**What to do:**
1. In the passage about the ocean swim lesson, how long was the swim leg in Tempe Town Lake?
2. Using the passage about the ocean swim lesson, explain why the writer signed up for an ocean swim lesson.
3. Copy the passage about the ocean swim lesson from "I stood on a" up to and including "of miles away.".

-- BEGIN Provided passage --

I stood on a cliff overlooking the Pacific Ocean. Inside, the blow-dried, TV talking-heads on L.A.’s news leader blared breathless accounts of a pending tsunami, destined to swamp the Southland at any moment. To their unconcealed disappointment the Breaking News Event didn’t happen: Outside, it wasn’t different than any other sunny Southern California morning. Waves crashed on the rocks. Seagulls squawked overhead. Sunlight warmed the horizon. Tomorrow I would be swimming in that ocean, in the aftermath of a tsunami thousands of miles away.
In February, I agreed to be the swimmer for my friend Kristi’s triathlon team. 1500 meters in Tempe Town Lake. I have never claimed to be a fast swimmer – but I am a strong swimmer. I can cross great distances without tiring, probably because I’m so slow. Wanting to be a good partner to Kristi’s significant fitness, I signed up for an ocean swim lesson, taught by Brett Sanson of Zuma Surf and Swim Training. He has more than 20 years experience as a swim instructor and lifeguard on Zuma Beach in Malibu.

-- END Provided passage --
-- BEGIN Dataset rows --

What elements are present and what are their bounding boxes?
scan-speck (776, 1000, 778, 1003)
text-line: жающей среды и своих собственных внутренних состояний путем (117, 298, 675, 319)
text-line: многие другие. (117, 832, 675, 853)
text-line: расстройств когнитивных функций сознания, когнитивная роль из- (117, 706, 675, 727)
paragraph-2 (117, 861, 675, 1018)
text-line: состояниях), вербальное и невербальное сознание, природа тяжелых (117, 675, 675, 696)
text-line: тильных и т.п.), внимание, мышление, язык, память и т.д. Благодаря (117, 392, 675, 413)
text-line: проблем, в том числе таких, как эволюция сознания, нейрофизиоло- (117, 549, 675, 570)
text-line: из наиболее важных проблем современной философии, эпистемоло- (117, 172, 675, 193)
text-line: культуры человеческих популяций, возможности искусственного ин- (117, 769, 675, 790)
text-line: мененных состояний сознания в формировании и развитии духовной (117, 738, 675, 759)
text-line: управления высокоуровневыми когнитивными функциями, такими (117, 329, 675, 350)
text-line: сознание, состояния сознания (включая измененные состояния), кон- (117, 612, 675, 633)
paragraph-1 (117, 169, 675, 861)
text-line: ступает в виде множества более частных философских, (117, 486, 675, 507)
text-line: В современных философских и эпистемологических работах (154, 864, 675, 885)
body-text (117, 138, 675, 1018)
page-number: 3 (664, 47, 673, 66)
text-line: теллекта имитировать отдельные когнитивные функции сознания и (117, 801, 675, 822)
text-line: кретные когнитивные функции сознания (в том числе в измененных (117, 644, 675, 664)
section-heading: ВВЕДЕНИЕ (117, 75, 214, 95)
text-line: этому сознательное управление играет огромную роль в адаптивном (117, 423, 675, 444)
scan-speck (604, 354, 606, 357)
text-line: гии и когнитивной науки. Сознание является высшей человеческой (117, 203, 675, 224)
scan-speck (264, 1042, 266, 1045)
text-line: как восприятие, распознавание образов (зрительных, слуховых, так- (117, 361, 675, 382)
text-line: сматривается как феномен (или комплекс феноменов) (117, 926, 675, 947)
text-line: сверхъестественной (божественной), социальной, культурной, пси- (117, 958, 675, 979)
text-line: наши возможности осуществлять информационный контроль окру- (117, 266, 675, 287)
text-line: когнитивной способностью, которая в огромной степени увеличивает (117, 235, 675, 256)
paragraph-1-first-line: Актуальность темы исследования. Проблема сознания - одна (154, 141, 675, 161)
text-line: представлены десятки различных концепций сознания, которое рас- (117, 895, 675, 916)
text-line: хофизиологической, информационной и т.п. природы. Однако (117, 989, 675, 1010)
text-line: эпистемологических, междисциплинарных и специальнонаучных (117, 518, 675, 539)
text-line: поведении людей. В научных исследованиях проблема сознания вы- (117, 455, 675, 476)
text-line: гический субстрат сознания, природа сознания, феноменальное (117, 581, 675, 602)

-- END Dataset rows --

**The responses:**
1. 1500 meters.

2. The writer had agreed to be the swimmer on Kristi's triathlon team and wanted to be a good partner to Kristi's significant fitness, so the writer signed up for an ocean swim lesson taught by Brett Sanson of Zuma Surf and Swim Training.

3.
I stood on a cliff overlooking the Pacific Ocean. Inside, the blow-dried, TV talking-heads on L.A.’s news leader blared breathless accounts of a pending tsunami, destined to swamp the Southland at any moment. To their unconcealed disappointment the Breaking News Event didn’t happen: Outside, it wasn’t different than any other sunny Southern California morning. Waves crashed on the rocks. Seagulls squawked overhead. Sunlight warmed the horizon. Tomorrow I would be swimming in that ocean, in the aftermath of a tsunami thousands of miles away.